▸ **WHAT THE TASK ASKS**: Write out every entry exactly as it appears.

[Dataset excerpt]

# # # #

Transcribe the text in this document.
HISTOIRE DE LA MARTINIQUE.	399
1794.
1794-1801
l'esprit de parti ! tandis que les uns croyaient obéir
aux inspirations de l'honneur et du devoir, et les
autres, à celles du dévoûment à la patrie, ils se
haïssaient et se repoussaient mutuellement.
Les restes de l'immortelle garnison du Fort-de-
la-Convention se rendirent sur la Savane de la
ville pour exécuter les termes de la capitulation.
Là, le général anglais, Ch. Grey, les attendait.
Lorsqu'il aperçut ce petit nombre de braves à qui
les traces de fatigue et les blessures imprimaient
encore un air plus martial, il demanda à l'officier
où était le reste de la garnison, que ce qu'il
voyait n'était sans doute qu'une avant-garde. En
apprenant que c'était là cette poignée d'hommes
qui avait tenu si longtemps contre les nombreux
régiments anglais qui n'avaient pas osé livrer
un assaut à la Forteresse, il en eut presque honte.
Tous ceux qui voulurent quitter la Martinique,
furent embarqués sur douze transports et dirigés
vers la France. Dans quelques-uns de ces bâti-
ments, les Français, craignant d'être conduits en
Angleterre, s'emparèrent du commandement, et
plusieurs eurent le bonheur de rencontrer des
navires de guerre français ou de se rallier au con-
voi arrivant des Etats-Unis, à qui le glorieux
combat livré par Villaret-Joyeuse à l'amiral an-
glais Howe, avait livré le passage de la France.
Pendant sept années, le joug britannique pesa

# # # #

▸ **RESULT OF THE TASK**:
Transcribe the text in this document.
HISTOIRE DE LA MARTINIQUE.	399
1794.
1794-1801
l'esprit de parti ! tandis que les uns croyaient obéir
aux inspirations de l'honneur et du devoir, et les
autres, à celles du dévoûment à la patrie, ils se
haïssaient et se repoussaient mutuellement.
Les restes de l'immortelle garnison du Fort-de-
la-Convention se rendirent sur la Savane de la
ville pour exécuter les termes de la capitulation.
Là, le général anglais, Ch. Grey, les attendait.
Lorsqu'il aperçut ce petit nombre de braves à qui
les traces de fatigue et les blessures imprimaient
encore un air plus martial, il demanda à l'officier
où était le reste de la garnison, que ce qu'il
voyait n'était sans doute qu'une avant-garde. En
apprenant que c'était là cette poignée d'hommes
qui avait tenu si longtemps contre les nombreux
régiments anglais qui n'avaient pas osé livrer
un assaut à la Forteresse, il en eut presque honte.
Tous ceux qui voulurent quitter la Martinique,
furent embarqués sur douze transports et dirigés
vers la France. Dans quelques-uns de ces bâti-
ments, les Français, craignant d'être conduits en
Angleterre, s'emparèrent du commandement, et
plusieurs eurent le bonheur de rencontrer des
navires de guerre français ou de se rallier au con-
voi arrivant des Etats-Unis, à qui le glorieux
combat livré par Villaret-Joyeuse à l'amiral an-
glais Howe, avait livré le passage de la France.
Pendant sept années, le joug britannique pesa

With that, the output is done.